* _STATED TASK_
Pictures do not belong in the copy, so please give every entry below again exactly.

* _EXERCISE DATA_
==================================================
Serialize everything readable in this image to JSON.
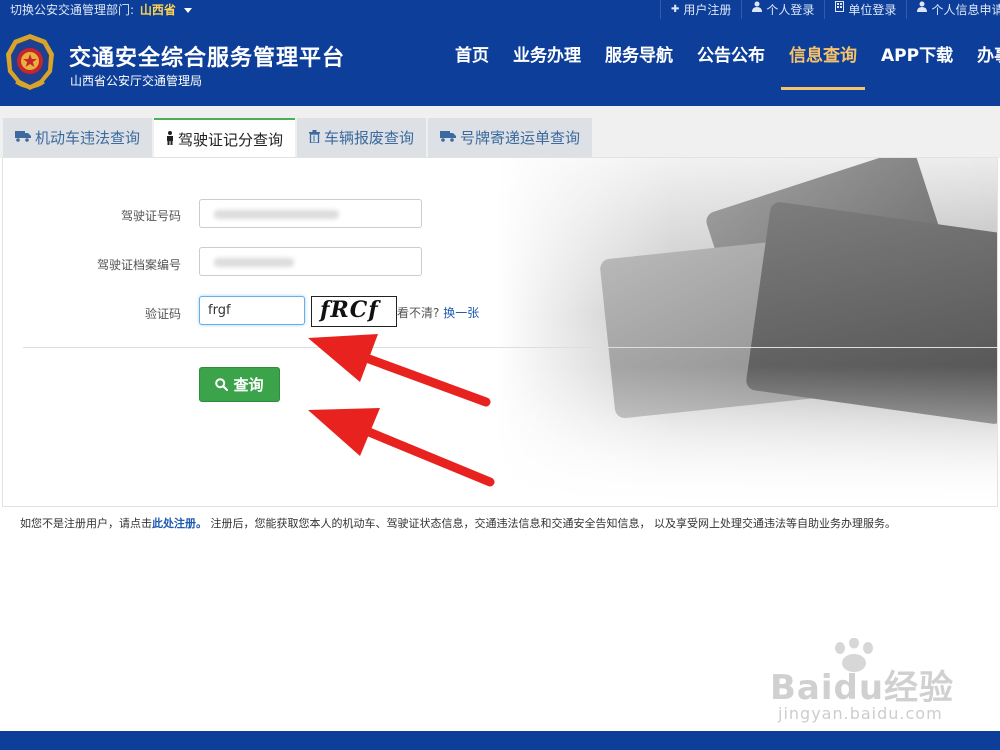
{
  "topbar": {
    "switch_label": "切换公安交通管理部门:",
    "province": "山西省",
    "links": [
      {
        "icon": "plus-icon",
        "label": "用户注册"
      },
      {
        "icon": "user-icon",
        "label": "个人登录"
      },
      {
        "icon": "building-icon",
        "label": "单位登录"
      },
      {
        "icon": "user-icon",
        "label": "个人信息申请"
      }
    ]
  },
  "header": {
    "title": "交通安全综合服务管理平台",
    "subtitle": "山西省公安厅交通管理局",
    "nav": [
      {
        "label": "首页",
        "active": false
      },
      {
        "label": "业务办理",
        "active": false
      },
      {
        "label": "服务导航",
        "active": false
      },
      {
        "label": "公告公布",
        "active": false
      },
      {
        "label": "信息查询",
        "active": true
      },
      {
        "label": "APP下载",
        "active": false
      },
      {
        "label": "办事",
        "active": false
      }
    ]
  },
  "tabs": [
    {
      "label": "机动车违法查询",
      "icon": "truck-icon",
      "active": false
    },
    {
      "label": "驾驶证记分查询",
      "icon": "person-icon",
      "active": true
    },
    {
      "label": "车辆报废查询",
      "icon": "trash-icon",
      "active": false
    },
    {
      "label": "号牌寄递运单查询",
      "icon": "truck-icon",
      "active": false
    }
  ],
  "form": {
    "license_number_label": "驾驶证号码",
    "file_number_label": "驾驶证档案编号",
    "captcha_label": "验证码",
    "captcha_value": "frgf",
    "captcha_image_text": "fRCf",
    "cant_see_text": "看不清?",
    "change_link": "换一张",
    "query_button": "查询"
  },
  "note": {
    "prefix": "如您不是注册用户，请点击",
    "register_link": "此处注册。",
    "suffix": " 注册后，您能获取您本人的机动车、驾驶证状态信息，交通违法信息和交通安全告知信息， 以及享受网上处理交通违法等自助业务办理服务。"
  },
  "watermark": {
    "main": "Baidu经验",
    "sub": "jingyan.baidu.com"
  },
  "colors": {
    "primary_blue": "#0d3f9a",
    "accent_gold": "#f6c26a",
    "query_green": "#3ba34a",
    "arrow_red": "#e8231f"
  }
}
==================================================
* _EXERCISE RESPONSE_
Serialize everything readable in this image to JSON.
{
  "topbar": {
    "switch_label": "切换公安交通管理部门:",
    "province": "山西省",
    "links": [
      {
        "icon": "plus-icon",
        "label": "用户注册"
      },
      {
        "icon": "user-icon",
        "label": "个人登录"
      },
      {
        "icon": "building-icon",
        "label": "单位登录"
      },
      {
        "icon": "user-icon",
        "label": "个人信息申请"
      }
    ]
  },
  "header": {
    "title": "交通安全综合服务管理平台",
    "subtitle": "山西省公安厅交通管理局",
    "nav": [
      {
        "label": "首页",
        "active": false
      },
      {
        "label": "业务办理",
        "active": false
      },
      {
        "label": "服务导航",
        "active": false
      },
      {
        "label": "公告公布",
        "active": false
      },
      {
        "label": "信息查询",
        "active": true
      },
      {
        "label": "APP下载",
        "active": false
      },
      {
        "label": "办事",
        "active": false
      }
    ]
  },
  "tabs": [
    {
      "label": "机动车违法查询",
      "icon": "truck-icon",
      "active": false
    },
    {
      "label": "驾驶证记分查询",
      "icon": "person-icon",
      "active": true
    },
    {
      "label": "车辆报废查询",
      "icon": "trash-icon",
      "active": false
    },
    {
      "label": "号牌寄递运单查询",
      "icon": "truck-icon",
      "active": false
    }
  ],
  "form": {
    "license_number_label": "驾驶证号码",
    "file_number_label": "驾驶证档案编号",
    "captcha_label": "验证码",
    "captcha_value": "frgf",
    "captcha_image_text": "fRCf",
    "cant_see_text": "看不清?",
    "change_link": "换一张",
    "query_button": "查询"
  },
  "note": {
    "prefix": "如您不是注册用户，请点击",
    "register_link": "此处注册。",
    "suffix": " 注册后，您能获取您本人的机动车、驾驶证状态信息，交通违法信息和交通安全告知信息， 以及享受网上处理交通违法等自助业务办理服务。"
  },
  "watermark": {
    "main": "Baidu经验",
    "sub": "jingyan.baidu.com"
  },
  "colors": {
    "primary_blue": "#0d3f9a",
    "accent_gold": "#f6c26a",
    "query_green": "#3ba34a",
    "arrow_red": "#e8231f"
  }
}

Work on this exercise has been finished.